------ PROVIDED TEXT ------

JSON constructor functions
JSON constructor functions are used to construct JSON data, such as JSON objects and JSON arrays.
Function | Description | Example | Return value |
---|---|---|---|
json_object | Converts one or more key-value pairs to a JSON object that consists of the key-value pairs, which are sorted by key in dictionary order. | SELECT JSON_OBJECT(' Daniel Smith', 26, 'Lily Smith', 25); | {"Daniel Smith": 26, "Lily Smith": 25} |
json_array | Converts each element of an SQL array to a JSON value and returns a JSON array that consists of those JSON values. | SELECT JSON_ARRAY(1, 2, 3); | [1,2,3] |
parse_json | Converts a string to a JSON value. | SELECT PARSE_JSON('{"a": 1}'); | {"a": 1} |
JSON query functions and processing functions
JSON query functions and processing functions are used to query and process JSON data. For example, you can use a path expression to locate an element in a JSON object.

------ GIVEN DATA ------

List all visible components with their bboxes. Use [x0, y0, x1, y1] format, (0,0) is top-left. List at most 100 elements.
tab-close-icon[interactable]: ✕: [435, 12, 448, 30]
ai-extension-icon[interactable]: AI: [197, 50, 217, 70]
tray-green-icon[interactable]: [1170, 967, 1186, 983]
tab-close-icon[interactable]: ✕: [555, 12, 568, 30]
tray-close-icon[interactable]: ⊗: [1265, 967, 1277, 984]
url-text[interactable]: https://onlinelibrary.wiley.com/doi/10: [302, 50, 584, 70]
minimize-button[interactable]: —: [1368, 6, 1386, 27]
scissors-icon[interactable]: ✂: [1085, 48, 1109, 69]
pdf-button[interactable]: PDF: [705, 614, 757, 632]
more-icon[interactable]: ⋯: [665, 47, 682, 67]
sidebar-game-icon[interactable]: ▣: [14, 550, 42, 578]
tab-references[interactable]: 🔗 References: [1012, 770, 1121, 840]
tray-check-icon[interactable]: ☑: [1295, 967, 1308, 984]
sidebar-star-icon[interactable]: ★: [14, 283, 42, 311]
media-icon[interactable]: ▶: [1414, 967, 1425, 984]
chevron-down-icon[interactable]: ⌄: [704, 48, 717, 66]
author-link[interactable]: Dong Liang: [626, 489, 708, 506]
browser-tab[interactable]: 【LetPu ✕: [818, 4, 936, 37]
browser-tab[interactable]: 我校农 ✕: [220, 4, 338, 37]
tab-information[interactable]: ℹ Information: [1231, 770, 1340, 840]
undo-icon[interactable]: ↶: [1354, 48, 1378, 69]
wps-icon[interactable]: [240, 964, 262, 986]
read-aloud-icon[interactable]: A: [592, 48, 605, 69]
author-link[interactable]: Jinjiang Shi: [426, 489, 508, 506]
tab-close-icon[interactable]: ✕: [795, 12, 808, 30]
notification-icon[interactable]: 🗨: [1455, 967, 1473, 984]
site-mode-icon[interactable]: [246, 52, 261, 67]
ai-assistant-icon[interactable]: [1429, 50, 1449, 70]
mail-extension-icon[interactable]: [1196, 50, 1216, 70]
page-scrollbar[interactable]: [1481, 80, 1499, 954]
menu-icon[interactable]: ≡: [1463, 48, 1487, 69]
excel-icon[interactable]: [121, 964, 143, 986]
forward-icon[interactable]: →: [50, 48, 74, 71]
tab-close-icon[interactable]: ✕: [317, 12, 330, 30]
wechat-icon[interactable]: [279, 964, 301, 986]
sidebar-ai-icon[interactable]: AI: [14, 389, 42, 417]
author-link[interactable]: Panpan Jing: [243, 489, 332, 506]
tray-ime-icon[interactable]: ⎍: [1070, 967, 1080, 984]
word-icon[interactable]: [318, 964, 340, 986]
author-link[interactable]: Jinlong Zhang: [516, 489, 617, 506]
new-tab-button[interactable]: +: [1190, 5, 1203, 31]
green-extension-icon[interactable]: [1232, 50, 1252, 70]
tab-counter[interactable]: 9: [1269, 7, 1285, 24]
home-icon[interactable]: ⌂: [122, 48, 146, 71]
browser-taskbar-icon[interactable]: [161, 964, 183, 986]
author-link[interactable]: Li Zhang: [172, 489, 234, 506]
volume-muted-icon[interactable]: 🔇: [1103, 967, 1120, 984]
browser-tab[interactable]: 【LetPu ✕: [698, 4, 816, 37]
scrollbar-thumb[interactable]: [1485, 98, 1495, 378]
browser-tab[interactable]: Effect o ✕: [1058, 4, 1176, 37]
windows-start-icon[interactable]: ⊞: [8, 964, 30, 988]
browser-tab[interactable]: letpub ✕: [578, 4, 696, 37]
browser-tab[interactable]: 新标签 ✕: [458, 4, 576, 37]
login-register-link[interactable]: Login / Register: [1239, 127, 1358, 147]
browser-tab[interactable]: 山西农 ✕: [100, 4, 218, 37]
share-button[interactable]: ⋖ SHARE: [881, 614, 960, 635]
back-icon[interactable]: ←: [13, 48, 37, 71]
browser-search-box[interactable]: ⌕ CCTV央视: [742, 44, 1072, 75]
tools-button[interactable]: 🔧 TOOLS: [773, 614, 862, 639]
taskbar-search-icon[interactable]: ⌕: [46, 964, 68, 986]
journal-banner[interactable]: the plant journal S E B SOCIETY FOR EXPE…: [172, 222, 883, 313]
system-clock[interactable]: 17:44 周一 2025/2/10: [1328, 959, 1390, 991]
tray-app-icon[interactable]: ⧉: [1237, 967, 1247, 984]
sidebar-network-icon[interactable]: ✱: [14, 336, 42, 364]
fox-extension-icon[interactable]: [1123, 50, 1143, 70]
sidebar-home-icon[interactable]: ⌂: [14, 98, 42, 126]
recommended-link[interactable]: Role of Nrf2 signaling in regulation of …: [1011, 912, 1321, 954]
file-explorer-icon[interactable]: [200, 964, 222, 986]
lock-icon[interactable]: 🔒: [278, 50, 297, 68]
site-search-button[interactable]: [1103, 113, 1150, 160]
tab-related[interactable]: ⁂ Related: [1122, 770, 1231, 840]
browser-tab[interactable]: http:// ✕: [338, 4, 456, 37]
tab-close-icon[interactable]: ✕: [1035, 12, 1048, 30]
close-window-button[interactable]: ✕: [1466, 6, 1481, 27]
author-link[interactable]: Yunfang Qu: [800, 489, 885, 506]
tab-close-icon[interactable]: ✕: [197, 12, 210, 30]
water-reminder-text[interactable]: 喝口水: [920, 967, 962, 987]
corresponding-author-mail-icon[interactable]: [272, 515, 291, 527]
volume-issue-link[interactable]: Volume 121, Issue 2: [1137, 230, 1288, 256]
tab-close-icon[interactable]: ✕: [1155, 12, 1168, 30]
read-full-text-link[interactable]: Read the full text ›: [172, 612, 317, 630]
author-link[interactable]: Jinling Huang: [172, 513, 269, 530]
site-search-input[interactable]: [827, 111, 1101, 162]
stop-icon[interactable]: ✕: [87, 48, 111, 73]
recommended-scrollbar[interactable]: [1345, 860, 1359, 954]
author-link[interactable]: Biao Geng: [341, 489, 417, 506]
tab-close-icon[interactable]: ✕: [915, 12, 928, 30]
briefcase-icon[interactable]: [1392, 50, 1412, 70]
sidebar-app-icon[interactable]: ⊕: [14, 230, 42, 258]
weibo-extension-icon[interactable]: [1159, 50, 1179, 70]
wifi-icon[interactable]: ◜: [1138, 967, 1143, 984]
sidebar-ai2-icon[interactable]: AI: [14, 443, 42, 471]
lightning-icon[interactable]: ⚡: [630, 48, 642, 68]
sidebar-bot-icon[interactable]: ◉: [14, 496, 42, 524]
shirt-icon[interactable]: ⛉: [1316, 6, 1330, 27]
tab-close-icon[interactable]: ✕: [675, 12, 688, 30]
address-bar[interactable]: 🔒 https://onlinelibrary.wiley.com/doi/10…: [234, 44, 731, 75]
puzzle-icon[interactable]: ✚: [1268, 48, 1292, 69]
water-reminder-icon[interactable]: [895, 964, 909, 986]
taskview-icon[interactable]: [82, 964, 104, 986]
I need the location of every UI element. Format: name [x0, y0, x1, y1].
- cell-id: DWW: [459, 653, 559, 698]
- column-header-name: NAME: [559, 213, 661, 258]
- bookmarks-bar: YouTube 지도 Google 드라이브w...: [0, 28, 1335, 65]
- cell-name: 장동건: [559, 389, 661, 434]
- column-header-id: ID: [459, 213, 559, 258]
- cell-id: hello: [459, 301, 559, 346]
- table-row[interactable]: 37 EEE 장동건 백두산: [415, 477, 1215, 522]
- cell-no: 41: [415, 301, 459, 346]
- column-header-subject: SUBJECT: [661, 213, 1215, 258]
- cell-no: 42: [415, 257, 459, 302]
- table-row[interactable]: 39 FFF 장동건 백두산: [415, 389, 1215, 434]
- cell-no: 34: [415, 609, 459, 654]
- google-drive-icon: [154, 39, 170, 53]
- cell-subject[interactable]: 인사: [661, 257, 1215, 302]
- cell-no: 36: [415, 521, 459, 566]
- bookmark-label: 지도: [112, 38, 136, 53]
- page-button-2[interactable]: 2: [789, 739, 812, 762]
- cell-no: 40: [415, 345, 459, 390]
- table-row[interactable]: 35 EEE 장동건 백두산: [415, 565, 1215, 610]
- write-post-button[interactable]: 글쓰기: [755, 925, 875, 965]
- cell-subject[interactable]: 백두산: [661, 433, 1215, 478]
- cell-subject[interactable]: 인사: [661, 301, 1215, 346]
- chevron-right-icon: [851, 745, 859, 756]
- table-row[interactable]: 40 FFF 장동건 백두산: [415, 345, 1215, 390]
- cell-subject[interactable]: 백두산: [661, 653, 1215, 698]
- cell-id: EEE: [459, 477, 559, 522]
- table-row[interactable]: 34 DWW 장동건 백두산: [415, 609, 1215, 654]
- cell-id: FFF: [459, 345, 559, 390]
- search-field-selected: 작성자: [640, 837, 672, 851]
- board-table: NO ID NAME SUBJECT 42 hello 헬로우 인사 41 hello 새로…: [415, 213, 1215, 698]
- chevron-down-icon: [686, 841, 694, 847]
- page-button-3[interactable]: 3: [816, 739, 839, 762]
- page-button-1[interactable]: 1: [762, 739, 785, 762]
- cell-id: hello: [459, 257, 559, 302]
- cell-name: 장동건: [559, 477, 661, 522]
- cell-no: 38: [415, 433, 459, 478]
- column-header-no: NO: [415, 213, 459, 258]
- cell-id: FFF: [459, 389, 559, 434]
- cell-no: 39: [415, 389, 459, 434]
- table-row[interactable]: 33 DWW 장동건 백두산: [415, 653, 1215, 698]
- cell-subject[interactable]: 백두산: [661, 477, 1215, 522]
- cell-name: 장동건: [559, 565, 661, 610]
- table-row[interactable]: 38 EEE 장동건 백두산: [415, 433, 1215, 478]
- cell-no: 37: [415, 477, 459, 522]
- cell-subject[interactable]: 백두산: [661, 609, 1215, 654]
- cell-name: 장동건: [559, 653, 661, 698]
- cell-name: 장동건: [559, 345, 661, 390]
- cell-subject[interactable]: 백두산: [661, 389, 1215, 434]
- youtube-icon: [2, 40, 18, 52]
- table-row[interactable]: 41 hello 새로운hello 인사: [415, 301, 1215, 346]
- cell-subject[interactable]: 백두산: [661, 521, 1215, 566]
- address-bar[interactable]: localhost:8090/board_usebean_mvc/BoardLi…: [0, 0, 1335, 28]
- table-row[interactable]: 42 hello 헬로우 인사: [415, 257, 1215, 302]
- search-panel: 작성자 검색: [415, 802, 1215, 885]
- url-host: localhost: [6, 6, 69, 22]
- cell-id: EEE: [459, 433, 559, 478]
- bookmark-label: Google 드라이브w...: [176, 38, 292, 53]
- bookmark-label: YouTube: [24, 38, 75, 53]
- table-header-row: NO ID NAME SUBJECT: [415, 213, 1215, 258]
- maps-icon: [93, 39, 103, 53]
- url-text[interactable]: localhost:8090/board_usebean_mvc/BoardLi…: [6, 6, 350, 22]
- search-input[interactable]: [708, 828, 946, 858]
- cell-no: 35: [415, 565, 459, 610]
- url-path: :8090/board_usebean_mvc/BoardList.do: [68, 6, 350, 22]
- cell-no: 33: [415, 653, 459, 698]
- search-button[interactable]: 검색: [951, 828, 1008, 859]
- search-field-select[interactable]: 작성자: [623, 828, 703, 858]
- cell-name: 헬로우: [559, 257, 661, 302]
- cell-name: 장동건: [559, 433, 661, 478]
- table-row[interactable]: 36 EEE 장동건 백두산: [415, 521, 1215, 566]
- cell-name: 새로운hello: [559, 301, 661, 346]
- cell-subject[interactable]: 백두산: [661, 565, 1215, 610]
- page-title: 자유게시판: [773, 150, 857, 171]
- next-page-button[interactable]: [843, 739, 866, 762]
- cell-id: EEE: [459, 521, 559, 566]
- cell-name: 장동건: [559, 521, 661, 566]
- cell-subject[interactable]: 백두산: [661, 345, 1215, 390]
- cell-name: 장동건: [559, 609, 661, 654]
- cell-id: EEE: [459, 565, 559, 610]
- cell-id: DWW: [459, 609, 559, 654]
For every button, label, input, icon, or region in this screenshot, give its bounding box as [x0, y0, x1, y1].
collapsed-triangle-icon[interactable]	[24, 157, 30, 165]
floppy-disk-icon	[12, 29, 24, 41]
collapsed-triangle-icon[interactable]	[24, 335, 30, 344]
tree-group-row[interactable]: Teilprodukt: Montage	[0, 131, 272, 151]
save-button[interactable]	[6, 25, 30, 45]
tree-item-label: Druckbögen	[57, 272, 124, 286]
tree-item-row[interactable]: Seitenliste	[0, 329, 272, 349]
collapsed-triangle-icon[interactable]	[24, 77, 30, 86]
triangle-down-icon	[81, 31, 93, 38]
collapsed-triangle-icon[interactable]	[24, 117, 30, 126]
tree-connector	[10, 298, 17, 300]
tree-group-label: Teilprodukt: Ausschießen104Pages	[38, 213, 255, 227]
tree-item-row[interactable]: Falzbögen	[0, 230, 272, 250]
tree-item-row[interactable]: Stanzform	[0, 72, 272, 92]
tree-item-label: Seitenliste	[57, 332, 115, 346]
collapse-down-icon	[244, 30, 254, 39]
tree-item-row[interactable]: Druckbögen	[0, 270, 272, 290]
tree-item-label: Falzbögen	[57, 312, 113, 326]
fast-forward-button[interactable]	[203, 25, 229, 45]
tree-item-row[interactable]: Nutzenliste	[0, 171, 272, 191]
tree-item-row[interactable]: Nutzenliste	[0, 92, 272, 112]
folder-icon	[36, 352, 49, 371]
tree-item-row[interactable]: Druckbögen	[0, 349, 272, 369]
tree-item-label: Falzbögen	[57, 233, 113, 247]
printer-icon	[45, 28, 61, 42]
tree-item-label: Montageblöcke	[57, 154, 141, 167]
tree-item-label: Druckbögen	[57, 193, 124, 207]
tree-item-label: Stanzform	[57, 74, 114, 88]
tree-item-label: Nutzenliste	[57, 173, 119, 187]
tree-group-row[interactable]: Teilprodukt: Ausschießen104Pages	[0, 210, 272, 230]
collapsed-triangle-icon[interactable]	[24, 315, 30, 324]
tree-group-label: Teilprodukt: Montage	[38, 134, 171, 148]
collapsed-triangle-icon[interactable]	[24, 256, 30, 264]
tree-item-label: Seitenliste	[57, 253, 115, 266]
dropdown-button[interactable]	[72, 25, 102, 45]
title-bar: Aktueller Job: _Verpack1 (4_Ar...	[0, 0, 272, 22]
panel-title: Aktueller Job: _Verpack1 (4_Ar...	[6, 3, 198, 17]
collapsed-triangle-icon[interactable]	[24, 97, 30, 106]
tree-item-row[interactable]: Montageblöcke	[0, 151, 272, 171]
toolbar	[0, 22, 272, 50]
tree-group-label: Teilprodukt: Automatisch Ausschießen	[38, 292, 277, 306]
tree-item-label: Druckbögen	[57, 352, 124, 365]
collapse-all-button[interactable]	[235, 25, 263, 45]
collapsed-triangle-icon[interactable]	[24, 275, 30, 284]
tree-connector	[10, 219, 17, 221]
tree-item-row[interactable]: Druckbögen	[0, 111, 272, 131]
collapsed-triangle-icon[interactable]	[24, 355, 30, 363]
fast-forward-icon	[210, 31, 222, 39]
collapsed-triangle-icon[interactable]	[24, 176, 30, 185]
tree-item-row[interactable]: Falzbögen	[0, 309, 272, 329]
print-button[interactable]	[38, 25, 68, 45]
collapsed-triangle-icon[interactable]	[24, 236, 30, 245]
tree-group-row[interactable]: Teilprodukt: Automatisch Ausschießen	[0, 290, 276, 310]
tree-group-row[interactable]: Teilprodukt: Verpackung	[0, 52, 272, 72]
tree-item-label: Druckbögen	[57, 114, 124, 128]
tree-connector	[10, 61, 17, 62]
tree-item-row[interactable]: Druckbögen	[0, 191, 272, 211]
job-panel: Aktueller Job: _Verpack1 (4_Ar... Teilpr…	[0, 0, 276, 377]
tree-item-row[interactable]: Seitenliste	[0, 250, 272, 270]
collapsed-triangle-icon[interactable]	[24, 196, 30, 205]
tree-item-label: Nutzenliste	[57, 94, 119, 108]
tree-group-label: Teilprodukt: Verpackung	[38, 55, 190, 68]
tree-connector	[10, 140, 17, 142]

------

From the text on JSON functions, pull out the passage that begins at the words "Function | Description" and stops after the words "a JSON object.", keeping it word for word.

SOLUTION TO THE PROBLEM:
Function | Description | Example | Return value |
---|---|---|---|
json_object | Converts one or more key-value pairs to a JSON object that consists of the key-value pairs, which are sorted by key in dictionary order. | SELECT JSON_OBJECT(' Daniel Smith', 26, 'Lily Smith', 25); | {"Daniel Smith": 26, "Lily Smith": 25} |
json_array | Converts each element of an SQL array to a JSON value and returns a JSON array that consists of those JSON values. | SELECT JSON_ARRAY(1, 2, 3); | [1,2,3] |
parse_json | Converts a string to a JSON value. | SELECT PARSE_JSON('{"a": 1}'); | {"a": 1} |
JSON query functions and processing functions
JSON query functions and processing functions are used to query and process JSON data. For example, you can use a path expression to locate an element in a JSON object.